# Problems driving in heavy rain



## Bill_Lee (Sep 30, 2004)

Hello;

RV: 2003 Southwind 32V Workhorse 8100 Vortec Allison

When driving in rain for a length of time (as little as 20 minutes) the engine will start to miss and buck when the cruise pulls on the power. Like going over a freeway overpass.

First time this happened I was in a bad rainstorm for several hours last fall and I didn't think I would make it to help. I stopped along the road and called the 800 number for Workhorse.  They finally put me in touch with a service garage in Birmingham, Alabama, (four hours away). By this time the "Service engine soon" light was on.

Called the garage on the phone and described the situation. He said something to the effect that the engine had sucked enough water into the intake that the air filter was wet. And the engine computer was getting all confused when the need for power was required. He said if I could get to his place, he could take me in. 

As I drove on down the road, the rain had quit and the further I went, the less the engine missed and bucked. By the time (four hours later) that I got to Birmingham, it was running fine, although the "Service..." light was still on. I decided to head on home to Texas and called the garage and told him thanks. The RV dealer back home said the compter had a mass air flow sensor code in it, about what I would expect.

Listed records -
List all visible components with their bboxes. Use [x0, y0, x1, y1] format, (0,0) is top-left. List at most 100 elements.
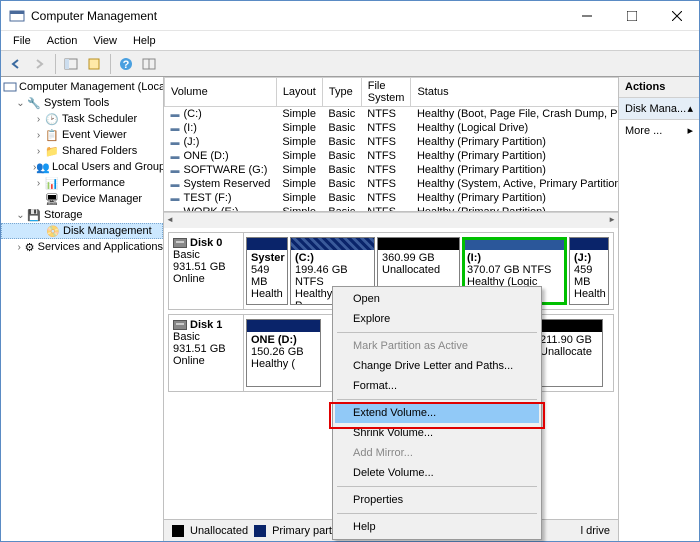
menu-separator — [337, 486, 537, 487]
disk-icon — [173, 320, 187, 330]
tree-label: Performance — [62, 177, 125, 189]
tree-label: System Tools — [44, 97, 109, 109]
volume-cell-status: Healthy (Primary Partition) — [411, 135, 618, 149]
context-menu: Open Explore Mark Partition as Active Ch… — [332, 286, 542, 540]
window-title: Computer Management — [31, 9, 564, 23]
volume-cell-fs: NTFS — [361, 149, 411, 163]
partition-status: Unallocate — [540, 346, 598, 358]
volume-cell-status: Healthy (Primary Partition) — [411, 149, 618, 163]
tree-performance[interactable]: ›📊Performance — [1, 175, 163, 191]
actions-header: Actions — [619, 77, 699, 98]
close-button[interactable] — [654, 1, 699, 30]
menu-file[interactable]: File — [5, 33, 39, 49]
volume-cell-fs: NTFS — [361, 191, 411, 205]
disk-header[interactable]: Disk 1Basic931.51 GBOnline — [169, 315, 244, 391]
tree-local-users[interactable]: ›👥Local Users and Groups — [1, 159, 163, 175]
help-button[interactable]: ? — [115, 53, 137, 75]
volume-cell-type: Basic — [322, 177, 361, 191]
expander-icon[interactable]: › — [33, 114, 44, 125]
ctx-explore[interactable]: Explore — [335, 309, 539, 329]
tree-system-tools[interactable]: ⌄🔧System Tools — [1, 95, 163, 111]
ctx-add-mirror: Add Mirror... — [335, 443, 539, 463]
partition-bar — [463, 238, 566, 250]
back-button[interactable] — [5, 53, 27, 75]
col-filesystem[interactable]: File System — [361, 78, 411, 107]
properties-button[interactable] — [83, 53, 105, 75]
col-volume[interactable]: Volume — [165, 78, 277, 107]
volume-row[interactable]: (J:)SimpleBasicNTFSHealthy (Primary Part… — [165, 135, 619, 149]
volume-row[interactable]: (I:)SimpleBasicNTFSHealthy (Logical Driv… — [165, 121, 619, 135]
tree-services-apps[interactable]: ›⚙Services and Applications — [1, 239, 163, 255]
forward-button[interactable] — [28, 53, 50, 75]
collapse-icon[interactable]: ▴ — [687, 102, 693, 115]
volume-list[interactable]: Volume Layout Type File System Status (C… — [164, 77, 618, 212]
tree-disk-management[interactable]: 📀Disk Management — [1, 223, 163, 239]
volume-row[interactable]: WORK (E:)SimpleBasicNTFSHealthy (Primary… — [165, 205, 619, 213]
tree-label: Storage — [44, 209, 83, 221]
ctx-change-drive-letter[interactable]: Change Drive Letter and Paths... — [335, 356, 539, 376]
partition-label: Syster — [251, 252, 283, 264]
ctx-open[interactable]: Open — [335, 289, 539, 309]
col-status[interactable]: Status — [411, 78, 618, 107]
ctx-properties[interactable]: Properties — [335, 490, 539, 510]
navigation-tree[interactable]: Computer Management (Local ⌄🔧System Tool… — [1, 77, 164, 541]
tree-device-manager[interactable]: 🖥Device Manager — [1, 191, 163, 207]
menu-action[interactable]: Action — [39, 33, 86, 49]
volume-cell-layout: Simple — [276, 191, 322, 205]
tree-root[interactable]: Computer Management (Local — [1, 79, 163, 95]
ctx-shrink-volume[interactable]: Shrink Volume... — [335, 423, 539, 443]
ctx-extend-volume[interactable]: Extend Volume... — [335, 403, 539, 423]
ctx-format[interactable]: Format... — [335, 376, 539, 396]
volume-cell-type: Basic — [322, 121, 361, 135]
expander-icon[interactable]: › — [33, 178, 44, 189]
menu-view[interactable]: View — [85, 33, 125, 49]
horizontal-scrollbar[interactable] — [164, 212, 618, 228]
menu-help[interactable]: Help — [125, 33, 164, 49]
volume-cell-layout: Simple — [276, 107, 322, 121]
tree-task-scheduler[interactable]: ›🕑Task Scheduler — [1, 111, 163, 127]
refresh-button[interactable] — [138, 53, 160, 75]
partition[interactable]: (J:)459 MBHealth — [569, 237, 609, 305]
show-hide-button[interactable] — [60, 53, 82, 75]
volume-cell-type: Basic — [322, 205, 361, 213]
menu-separator — [337, 332, 537, 333]
partition-bar — [570, 238, 608, 250]
actions-section[interactable]: Disk Mana...▴ — [619, 98, 699, 120]
volume-cell-name: (C:) — [165, 107, 277, 121]
expander-icon[interactable]: › — [33, 146, 44, 157]
tree-shared-folders[interactable]: ›📁Shared Folders — [1, 143, 163, 159]
partition-size: 150.26 GB — [251, 346, 316, 358]
volume-cell-fs: NTFS — [361, 135, 411, 149]
tree-storage[interactable]: ⌄💾Storage — [1, 207, 163, 223]
partition[interactable]: ONE (D:)150.26 GBHealthy ( — [246, 319, 321, 387]
volume-cell-status: Healthy (Logical Drive) — [411, 121, 618, 135]
disk-state: Online — [173, 273, 239, 285]
expander-icon[interactable]: › — [15, 242, 23, 253]
volume-row[interactable]: SOFTWARE (G:)SimpleBasicNTFSHealthy (Pri… — [165, 163, 619, 177]
svg-text:?: ? — [123, 59, 130, 71]
disk-header[interactable]: Disk 0Basic931.51 GBOnline — [169, 233, 244, 309]
volume-cell-name: System Reserved — [165, 177, 277, 191]
volume-row[interactable]: TEST (F:)SimpleBasicNTFSHealthy (Primary… — [165, 191, 619, 205]
tree-label: Disk Management — [63, 225, 152, 237]
app-icon — [9, 8, 25, 24]
partition[interactable]: 211.90 GBUnallocate — [535, 319, 603, 387]
actions-more[interactable]: More ...▸ — [619, 120, 699, 141]
volume-row[interactable]: (C:)SimpleBasicNTFSHealthy (Boot, Page F… — [165, 107, 619, 121]
expander-icon[interactable]: ⌄ — [15, 98, 26, 109]
tree-event-viewer[interactable]: ›📋Event Viewer — [1, 127, 163, 143]
partition-label: (I:) — [467, 252, 562, 264]
ctx-mark-active: Mark Partition as Active — [335, 336, 539, 356]
ctx-delete-volume[interactable]: Delete Volume... — [335, 463, 539, 483]
ctx-help[interactable]: Help — [335, 517, 539, 537]
volume-row[interactable]: ONE (D:)SimpleBasicNTFSHealthy (Primary … — [165, 149, 619, 163]
col-type[interactable]: Type — [322, 78, 361, 107]
partition[interactable]: Syster549 MBHealth — [246, 237, 288, 305]
expander-icon[interactable]: › — [33, 130, 44, 141]
minimize-button[interactable] — [564, 1, 609, 30]
col-layout[interactable]: Layout — [276, 78, 322, 107]
expander-icon[interactable]: ⌄ — [15, 210, 26, 221]
volume-row[interactable]: System ReservedSimpleBasicNTFSHealthy (S… — [165, 177, 619, 191]
volume-cell-layout: Simple — [276, 177, 322, 191]
maximize-button[interactable] — [609, 1, 654, 30]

Tasks for this exercise -
• a. Answer these about the heavy-rain thread:
(i) What year and model of RV does the poster list?
(ii) In which city was the service garage that the poster was put in touch with?
(iii) What kind of code did the RV dealer back home find in the computer?
• b. Echo the heavy-rain thread word for word, everything from "# Problems driving" down to "light was on.".
• c. Proceed with the heavy-rain thread from the point where it stops.
The records are separate material and have no connection to the text.

Responses per task -
• a.
(i) A 2003 Southwind 32V.
(ii) Birmingham, Alabama.
(iii) A mass air flow sensor code.

• b.
# Problems driving in heavy rain



## Bill_Lee (Sep 30, 2004)

Hello;

RV: 2003 Southwind 32V Workhorse 8100 Vortec Allison

When driving in rain for a length of time (as little as 20 minutes) the engine will start to miss and buck when the cruise pulls on the power. Like going over a freeway overpass.

First time this happened I was in a bad rainstorm for several hours last fall and I didn't think I would make it to help. I stopped along the road and called the 800 number for Workhorse.  They finally put me in touch with a service garage in Birmingham, Alabama, (four hours away). By this time the "Service engine soon" light was on.

• c.
Since then, I have had two other situations where I had to drive in heavy rain and the same thing happened, although not as severely as the first.

The air intake on my MH is a large round bell-shaped opening covered by a screen, facing forward, high in the area behind the grill and hood. It is positioned EXACTLY where any water would feed directly into it! It looks like a terrible design, but apparently is the standard Workhorse configuration.

I was in Raper RV last summer and was asking them about the problem. They referred me to the local GM dealer that did Workhorse service. The service folks there added a large flap of rubber, a piece of a mud flap, pop-riveted to the sheet metal above the air intake. It hangs down in front and is intended to deflect the incoming water, I suppose. Since I had this "fix", I have not had the "opportunity" to drive the RV in any heavy rain.

Has anybody heard of this kind of problem before? Any experinces with solving it?

Thanks.

Bill Lee


----------



## skeets (Oct 3, 2004)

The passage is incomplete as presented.